## Die Aufgabe
Gib an, in wie vielen Zeilen der Einträge das Wort „Advanced“ vorkommt, wobei Groß- und Kleinschreibung zu beachten ist. Nenne nur die Zahl.

==== Bereitgestellte Einträge

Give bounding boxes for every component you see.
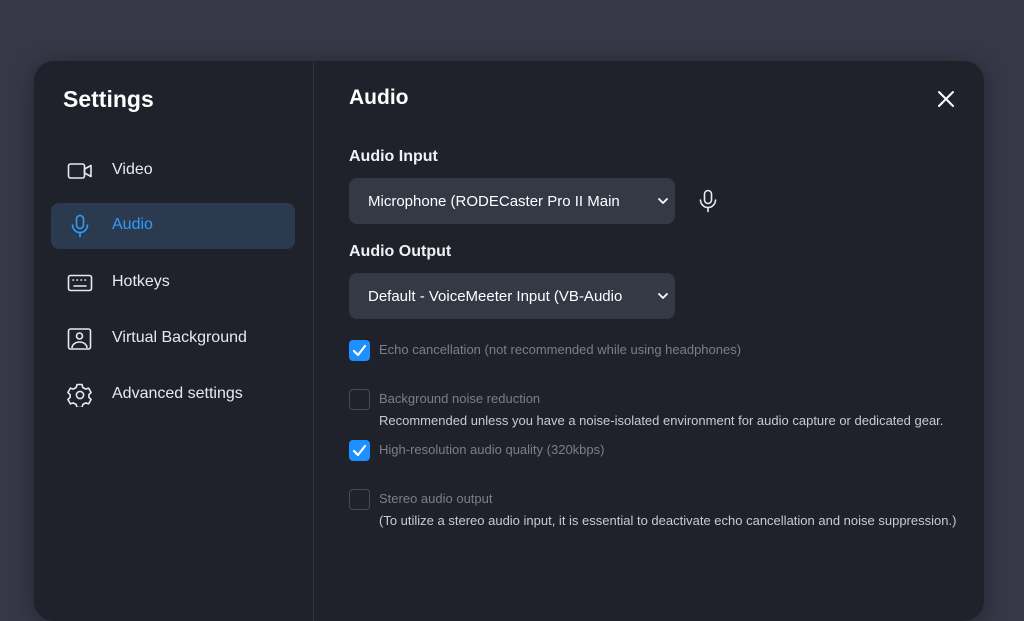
audio-output-label: Audio Output (349, 243, 452, 260)
sidebar-item-label: Hotkeys (112, 273, 170, 290)
audio-input-select[interactable]: Microphone (RODECaster Pro II Main (349, 178, 675, 224)
audio-output-select[interactable]: Default - VoiceMeeter Input (VB-Audio (349, 273, 675, 319)
sidebar-item-label: Video (112, 161, 153, 178)
sidebar-item-hotkeys[interactable]: Hotkeys (51, 260, 295, 306)
image-icon (67, 327, 93, 351)
keyboard-icon (67, 271, 93, 295)
close-icon (938, 91, 954, 107)
chevron-down-icon (658, 293, 668, 299)
audio-settings-panel: Audio Audio Input Microphone (RODECaster… (314, 61, 984, 621)
noise-reduction-label: Background noise reduction (379, 391, 541, 406)
audio-output-value: Default - VoiceMeeter Input (VB-Audio (368, 288, 623, 305)
audio-input-label: Audio Input (349, 148, 438, 165)
settings-dialog: Settings Video Audio Hotkeys Virtual Bac… (34, 61, 984, 621)
echo-cancellation-checkbox[interactable] (349, 340, 370, 361)
gear-icon (67, 383, 93, 407)
noise-reduction-checkbox[interactable] (349, 389, 370, 410)
high-res-audio-label: High-resolution audio quality (320kbps) (379, 442, 605, 457)
stereo-output-label: Stereo audio output (379, 491, 493, 506)
video-camera-icon (67, 159, 93, 183)
echo-cancellation-label: Echo cancellation (not recommended while… (379, 342, 742, 357)
checkmark-icon (352, 444, 367, 457)
sidebar-item-label: Advanced settings (112, 385, 243, 402)
microphone-test-button[interactable] (698, 189, 718, 213)
sidebar-item-video[interactable]: Video (51, 148, 295, 194)
page-title: Audio (349, 86, 409, 109)
stereo-output-checkbox[interactable] (349, 489, 370, 510)
sidebar-item-label: Virtual Background (112, 329, 247, 346)
high-res-audio-checkbox[interactable] (349, 440, 370, 461)
sidebar: Settings Video Audio Hotkeys Virtual Bac… (34, 61, 314, 621)
chevron-down-icon (658, 198, 668, 204)
audio-input-value: Microphone (RODECaster Pro II Main (368, 193, 620, 210)
close-button[interactable] (934, 87, 958, 111)
microphone-icon (699, 189, 717, 213)
sidebar-item-advanced-settings[interactable]: Advanced settings (51, 372, 295, 418)
checkmark-icon (352, 344, 367, 357)
sidebar-title: Settings (63, 86, 154, 112)
microphone-icon (67, 214, 93, 238)
sidebar-item-virtual-background[interactable]: Virtual Background (51, 316, 295, 362)
sidebar-item-label: Audio (112, 216, 153, 233)
noise-reduction-description: Recommended unless you have a noise-isol… (379, 413, 944, 428)
sidebar-item-audio[interactable]: Audio (51, 203, 295, 249)
stereo-output-description: (To utilize a stereo audio input, it is … (379, 513, 957, 528)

========

## Antwort zur Aufgabe
2